**Records provided:**
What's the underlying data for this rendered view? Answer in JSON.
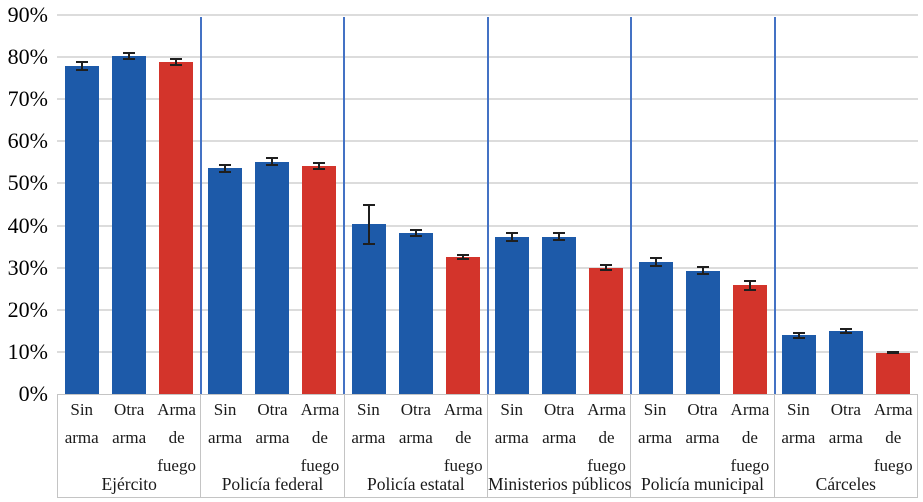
{
  "chart_data": {
    "type": "bar",
    "title": "",
    "xlabel": "",
    "ylabel": "",
    "ylim": [
      0,
      90
    ],
    "grid": true,
    "legend": false,
    "y_tick_labels": [
      "0%",
      "10%",
      "20%",
      "30%",
      "40%",
      "50%",
      "60%",
      "70%",
      "80%",
      "90%"
    ],
    "bar_categories": [
      "Sin arma",
      "Otra arma",
      "Arma de fuego"
    ],
    "bar_category_lines": [
      [
        "Sin",
        "arma"
      ],
      [
        "Otra",
        "arma"
      ],
      [
        "Arma",
        "de",
        "fuego"
      ]
    ],
    "bar_colors": [
      "#1d5aa9",
      "#1d5aa9",
      "#d3342b"
    ],
    "groups": [
      {
        "label": "Ejército",
        "values": [
          78.0,
          80.3,
          78.9
        ],
        "errors": [
          1.2,
          0.9,
          0.9
        ]
      },
      {
        "label": "Policía federal",
        "values": [
          53.6,
          55.2,
          54.1
        ],
        "errors": [
          1.1,
          1.0,
          0.9
        ]
      },
      {
        "label": "Policía estatal",
        "values": [
          40.3,
          38.2,
          32.6
        ],
        "errors": [
          4.9,
          0.9,
          0.7
        ]
      },
      {
        "label": "Ministerios públicos",
        "values": [
          37.3,
          37.4,
          30.0
        ],
        "errors": [
          1.2,
          1.1,
          0.9
        ]
      },
      {
        "label": "Policía municipal",
        "values": [
          31.4,
          29.3,
          25.8
        ],
        "errors": [
          1.2,
          1.0,
          1.3
        ]
      },
      {
        "label": "Cárceles",
        "values": [
          13.9,
          15.0,
          9.8
        ],
        "errors": [
          0.8,
          0.7,
          0.4
        ]
      }
    ],
    "colors": {
      "bar_blue": "#1d5aa9",
      "bar_red": "#d3342b",
      "separator_blue": "#4472c4",
      "gridline_gray": "#dcdcdc",
      "errorbar_black": "#1f1f1f"
    }
  }
}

**Required work:** Reproduce the full listing above verbatim, with no pictures included.

**The completed task:**
What's the underlying data for this rendered view? Answer in JSON.
{
  "chart_data": {
    "type": "bar",
    "title": "",
    "xlabel": "",
    "ylabel": "",
    "ylim": [
      0,
      90
    ],
    "grid": true,
    "legend": false,
    "y_tick_labels": [
      "0%",
      "10%",
      "20%",
      "30%",
      "40%",
      "50%",
      "60%",
      "70%",
      "80%",
      "90%"
    ],
    "bar_categories": [
      "Sin arma",
      "Otra arma",
      "Arma de fuego"
    ],
    "bar_category_lines": [
      [
        "Sin",
        "arma"
      ],
      [
        "Otra",
        "arma"
      ],
      [
        "Arma",
        "de",
        "fuego"
      ]
    ],
    "bar_colors": [
      "#1d5aa9",
      "#1d5aa9",
      "#d3342b"
    ],
    "groups": [
      {
        "label": "Ejército",
        "values": [
          78.0,
          80.3,
          78.9
        ],
        "errors": [
          1.2,
          0.9,
          0.9
        ]
      },
      {
        "label": "Policía federal",
        "values": [
          53.6,
          55.2,
          54.1
        ],
        "errors": [
          1.1,
          1.0,
          0.9
        ]
      },
      {
        "label": "Policía estatal",
        "values": [
          40.3,
          38.2,
          32.6
        ],
        "errors": [
          4.9,
          0.9,
          0.7
        ]
      },
      {
        "label": "Ministerios públicos",
        "values": [
          37.3,
          37.4,
          30.0
        ],
        "errors": [
          1.2,
          1.1,
          0.9
        ]
      },
      {
        "label": "Policía municipal",
        "values": [
          31.4,
          29.3,
          25.8
        ],
        "errors": [
          1.2,
          1.0,
          1.3
        ]
      },
      {
        "label": "Cárceles",
        "values": [
          13.9,
          15.0,
          9.8
        ],
        "errors": [
          0.8,
          0.7,
          0.4
        ]
      }
    ],
    "colors": {
      "bar_blue": "#1d5aa9",
      "bar_red": "#d3342b",
      "separator_blue": "#4472c4",
      "gridline_gray": "#dcdcdc",
      "errorbar_black": "#1f1f1f"
    }
  }
}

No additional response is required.